++++ Data supplied

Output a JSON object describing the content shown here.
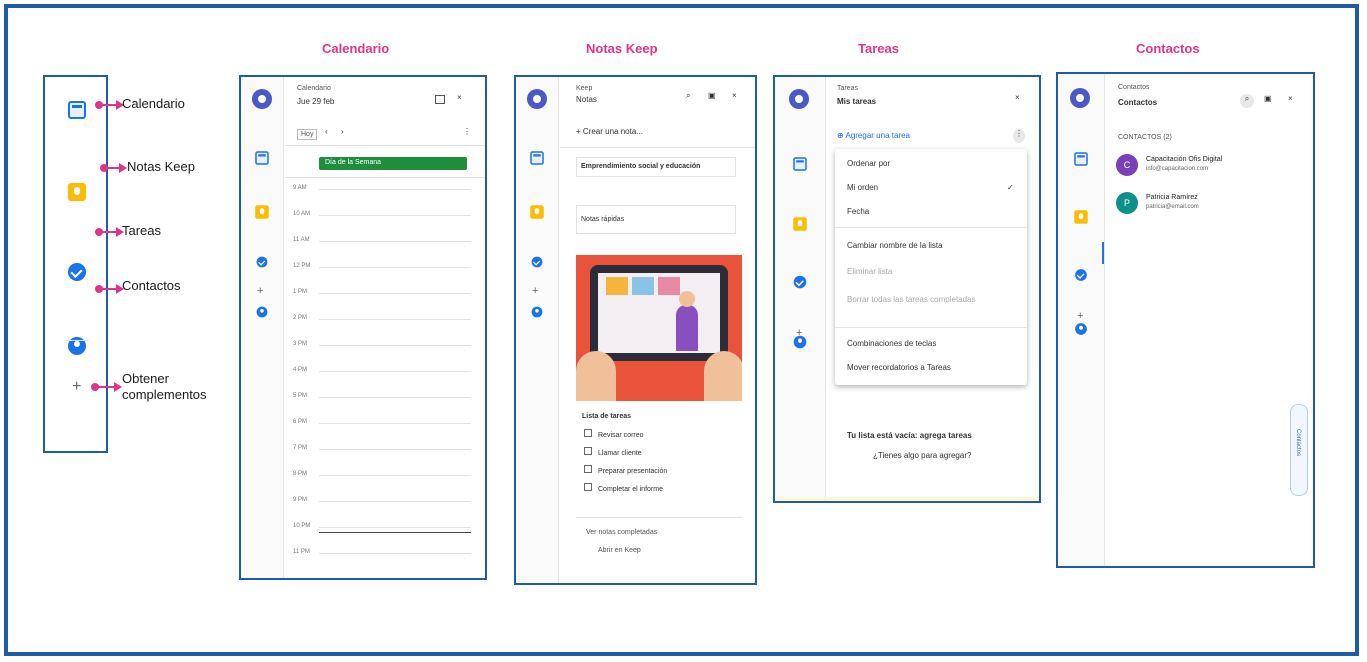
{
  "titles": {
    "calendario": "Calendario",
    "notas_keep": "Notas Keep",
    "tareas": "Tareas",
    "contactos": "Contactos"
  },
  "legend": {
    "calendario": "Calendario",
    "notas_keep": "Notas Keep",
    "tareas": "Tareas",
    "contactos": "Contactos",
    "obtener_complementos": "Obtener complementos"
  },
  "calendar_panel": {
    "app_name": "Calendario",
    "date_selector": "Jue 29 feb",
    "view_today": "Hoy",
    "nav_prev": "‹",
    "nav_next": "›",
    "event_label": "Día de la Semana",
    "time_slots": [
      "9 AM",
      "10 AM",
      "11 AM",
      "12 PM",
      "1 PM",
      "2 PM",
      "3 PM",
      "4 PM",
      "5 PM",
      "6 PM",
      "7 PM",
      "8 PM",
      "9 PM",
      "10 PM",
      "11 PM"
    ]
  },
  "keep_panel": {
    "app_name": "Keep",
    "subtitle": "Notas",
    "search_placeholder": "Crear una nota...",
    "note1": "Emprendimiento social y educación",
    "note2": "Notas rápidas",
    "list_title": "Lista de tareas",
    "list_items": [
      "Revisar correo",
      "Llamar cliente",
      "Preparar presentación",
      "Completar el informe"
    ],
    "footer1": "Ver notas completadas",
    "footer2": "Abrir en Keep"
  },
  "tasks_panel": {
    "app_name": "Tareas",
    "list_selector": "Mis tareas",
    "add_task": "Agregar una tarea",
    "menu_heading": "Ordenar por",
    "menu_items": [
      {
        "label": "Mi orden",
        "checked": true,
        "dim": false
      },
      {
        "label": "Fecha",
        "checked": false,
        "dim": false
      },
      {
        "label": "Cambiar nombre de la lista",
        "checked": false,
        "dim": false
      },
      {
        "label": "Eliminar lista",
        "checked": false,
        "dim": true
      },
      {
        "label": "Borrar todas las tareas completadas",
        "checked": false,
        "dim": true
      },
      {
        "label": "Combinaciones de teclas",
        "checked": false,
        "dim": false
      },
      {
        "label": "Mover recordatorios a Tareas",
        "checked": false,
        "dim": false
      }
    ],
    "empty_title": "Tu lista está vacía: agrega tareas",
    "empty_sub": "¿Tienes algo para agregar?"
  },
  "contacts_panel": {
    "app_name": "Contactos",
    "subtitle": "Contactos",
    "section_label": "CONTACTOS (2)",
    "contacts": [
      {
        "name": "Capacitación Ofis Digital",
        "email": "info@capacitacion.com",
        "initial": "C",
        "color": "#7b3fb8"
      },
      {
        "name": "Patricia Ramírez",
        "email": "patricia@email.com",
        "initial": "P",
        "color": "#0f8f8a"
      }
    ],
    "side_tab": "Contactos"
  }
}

++++++++
++++ Data supplied

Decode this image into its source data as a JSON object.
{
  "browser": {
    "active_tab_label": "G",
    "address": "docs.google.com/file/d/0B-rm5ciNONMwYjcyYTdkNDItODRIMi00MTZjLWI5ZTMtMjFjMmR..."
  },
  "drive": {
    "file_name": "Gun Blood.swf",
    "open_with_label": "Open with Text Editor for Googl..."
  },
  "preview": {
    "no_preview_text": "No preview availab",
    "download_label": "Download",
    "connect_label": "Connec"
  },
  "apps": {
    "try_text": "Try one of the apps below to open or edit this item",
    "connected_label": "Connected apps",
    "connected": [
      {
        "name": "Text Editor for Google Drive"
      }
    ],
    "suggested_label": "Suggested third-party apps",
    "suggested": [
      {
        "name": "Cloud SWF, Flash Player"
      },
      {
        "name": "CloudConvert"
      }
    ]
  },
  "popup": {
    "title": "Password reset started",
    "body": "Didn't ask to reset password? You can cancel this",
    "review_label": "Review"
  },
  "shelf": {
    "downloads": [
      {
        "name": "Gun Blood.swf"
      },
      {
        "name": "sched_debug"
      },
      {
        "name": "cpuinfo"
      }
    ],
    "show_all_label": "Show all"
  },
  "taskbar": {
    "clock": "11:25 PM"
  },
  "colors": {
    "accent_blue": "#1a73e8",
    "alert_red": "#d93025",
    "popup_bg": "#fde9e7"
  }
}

++++++++

# [Request]
Of the lines in the material, how many include "object"? Respond with the number alone.

# [Correct response]
2